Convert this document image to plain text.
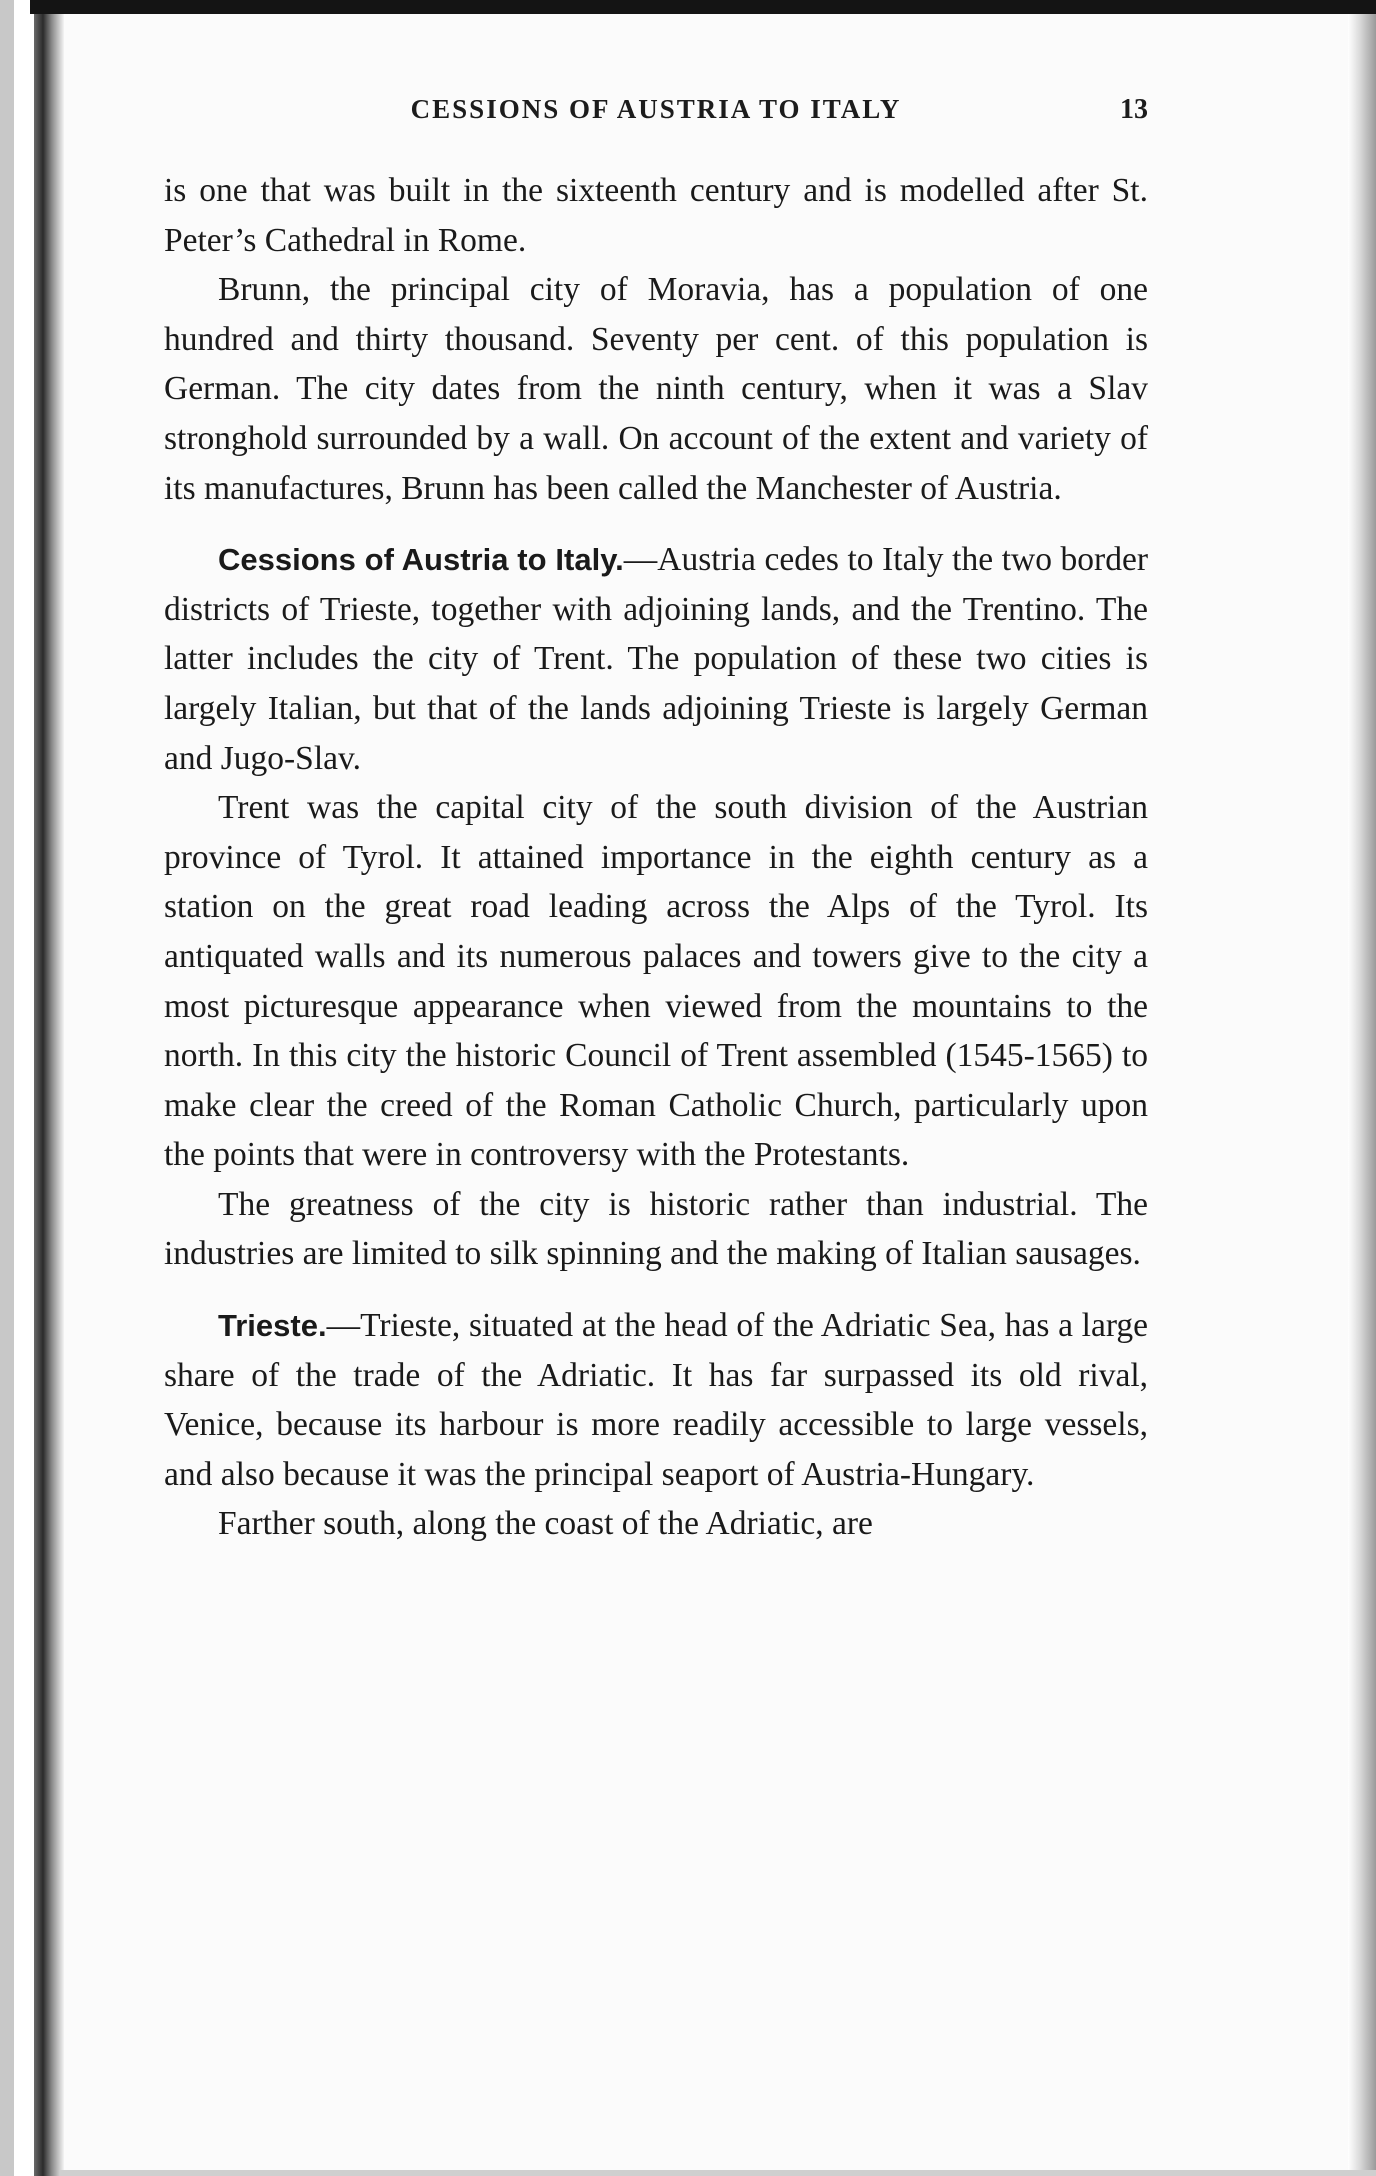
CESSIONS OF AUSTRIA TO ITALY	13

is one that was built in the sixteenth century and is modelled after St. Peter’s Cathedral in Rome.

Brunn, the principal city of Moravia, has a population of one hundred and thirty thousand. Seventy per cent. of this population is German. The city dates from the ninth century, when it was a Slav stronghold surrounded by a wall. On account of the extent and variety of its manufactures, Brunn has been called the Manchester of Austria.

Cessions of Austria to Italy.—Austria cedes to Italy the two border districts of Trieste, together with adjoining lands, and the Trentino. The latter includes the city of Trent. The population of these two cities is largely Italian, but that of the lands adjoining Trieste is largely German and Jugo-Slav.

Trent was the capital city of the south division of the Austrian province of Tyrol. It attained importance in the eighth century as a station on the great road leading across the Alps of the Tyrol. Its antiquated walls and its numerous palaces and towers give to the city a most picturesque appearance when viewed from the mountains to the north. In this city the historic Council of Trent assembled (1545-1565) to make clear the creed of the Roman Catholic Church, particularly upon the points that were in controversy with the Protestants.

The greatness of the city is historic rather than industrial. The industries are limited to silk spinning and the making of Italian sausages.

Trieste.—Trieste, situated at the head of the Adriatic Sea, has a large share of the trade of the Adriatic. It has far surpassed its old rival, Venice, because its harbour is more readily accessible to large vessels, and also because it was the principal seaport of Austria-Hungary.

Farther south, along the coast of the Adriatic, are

* * *

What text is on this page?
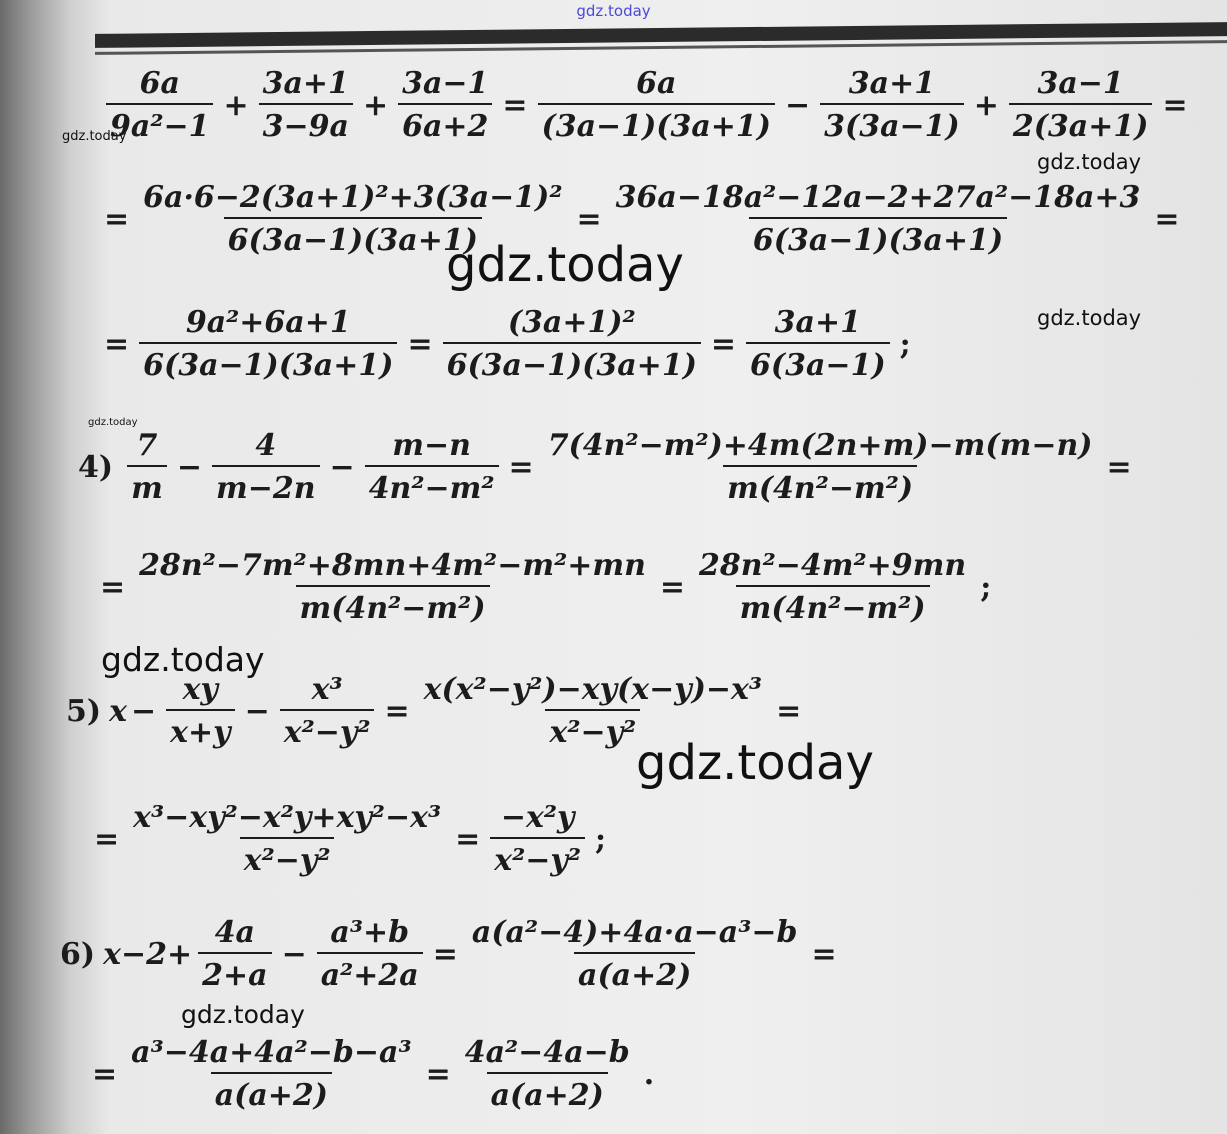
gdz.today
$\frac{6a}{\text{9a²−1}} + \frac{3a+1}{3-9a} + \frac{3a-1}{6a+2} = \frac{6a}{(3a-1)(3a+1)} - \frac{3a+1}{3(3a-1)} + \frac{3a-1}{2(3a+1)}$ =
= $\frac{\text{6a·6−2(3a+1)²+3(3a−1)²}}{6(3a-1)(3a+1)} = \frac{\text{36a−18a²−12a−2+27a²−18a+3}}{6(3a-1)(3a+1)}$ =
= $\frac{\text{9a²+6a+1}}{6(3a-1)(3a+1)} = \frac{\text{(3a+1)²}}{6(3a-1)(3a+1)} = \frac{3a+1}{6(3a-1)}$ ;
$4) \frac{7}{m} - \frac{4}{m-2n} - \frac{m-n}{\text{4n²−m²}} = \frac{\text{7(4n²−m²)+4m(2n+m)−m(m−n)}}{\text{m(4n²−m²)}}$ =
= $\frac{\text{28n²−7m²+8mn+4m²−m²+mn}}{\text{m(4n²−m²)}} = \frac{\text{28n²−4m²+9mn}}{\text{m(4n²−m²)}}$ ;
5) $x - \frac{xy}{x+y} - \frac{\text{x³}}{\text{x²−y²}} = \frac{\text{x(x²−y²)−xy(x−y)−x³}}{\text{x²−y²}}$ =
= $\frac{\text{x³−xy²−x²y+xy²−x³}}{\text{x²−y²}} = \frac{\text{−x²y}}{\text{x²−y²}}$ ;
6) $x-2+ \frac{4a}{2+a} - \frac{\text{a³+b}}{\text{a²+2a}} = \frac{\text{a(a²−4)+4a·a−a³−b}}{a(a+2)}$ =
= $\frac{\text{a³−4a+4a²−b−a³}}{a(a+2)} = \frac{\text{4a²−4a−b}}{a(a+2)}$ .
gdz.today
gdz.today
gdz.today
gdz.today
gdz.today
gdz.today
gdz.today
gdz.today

---

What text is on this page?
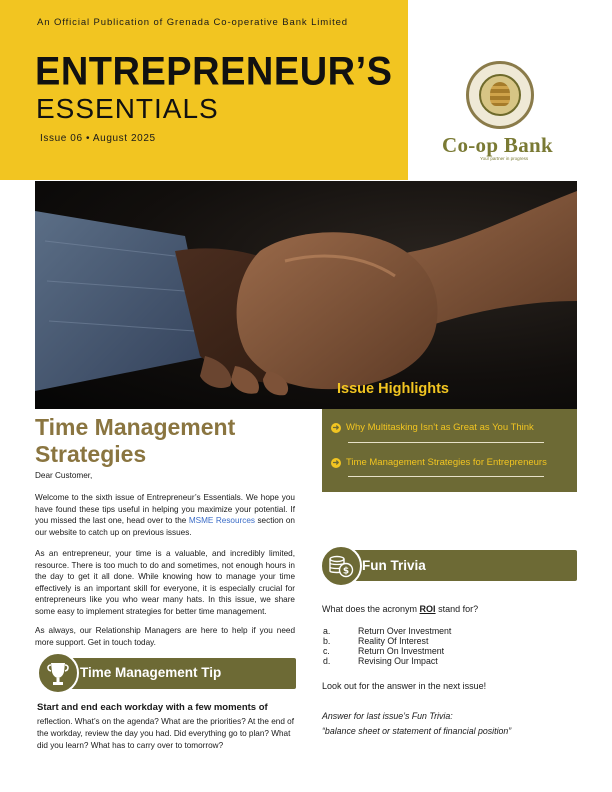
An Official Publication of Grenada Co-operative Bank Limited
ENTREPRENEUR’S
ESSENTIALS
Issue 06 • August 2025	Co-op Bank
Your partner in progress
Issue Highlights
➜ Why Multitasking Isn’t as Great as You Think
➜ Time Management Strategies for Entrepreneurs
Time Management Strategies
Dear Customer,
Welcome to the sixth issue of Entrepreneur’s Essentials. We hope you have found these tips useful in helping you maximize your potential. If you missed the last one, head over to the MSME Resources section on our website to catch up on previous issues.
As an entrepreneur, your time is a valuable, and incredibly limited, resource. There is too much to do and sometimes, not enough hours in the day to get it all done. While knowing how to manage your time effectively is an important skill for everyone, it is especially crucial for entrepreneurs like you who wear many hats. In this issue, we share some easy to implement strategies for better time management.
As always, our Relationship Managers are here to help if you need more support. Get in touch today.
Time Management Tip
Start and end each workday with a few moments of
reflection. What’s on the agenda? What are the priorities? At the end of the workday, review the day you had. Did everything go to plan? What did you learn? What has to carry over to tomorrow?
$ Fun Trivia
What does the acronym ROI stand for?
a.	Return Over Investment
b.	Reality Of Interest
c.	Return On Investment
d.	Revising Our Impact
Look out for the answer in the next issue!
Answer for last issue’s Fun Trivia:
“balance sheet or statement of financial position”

- **Exercise description**
Using the material above, gather every line that includes "Bank".

- **Worked answer**
An Official Publication of Grenada Co-operative Bank Limited
Issue 06 • August 2025	Co-op Bank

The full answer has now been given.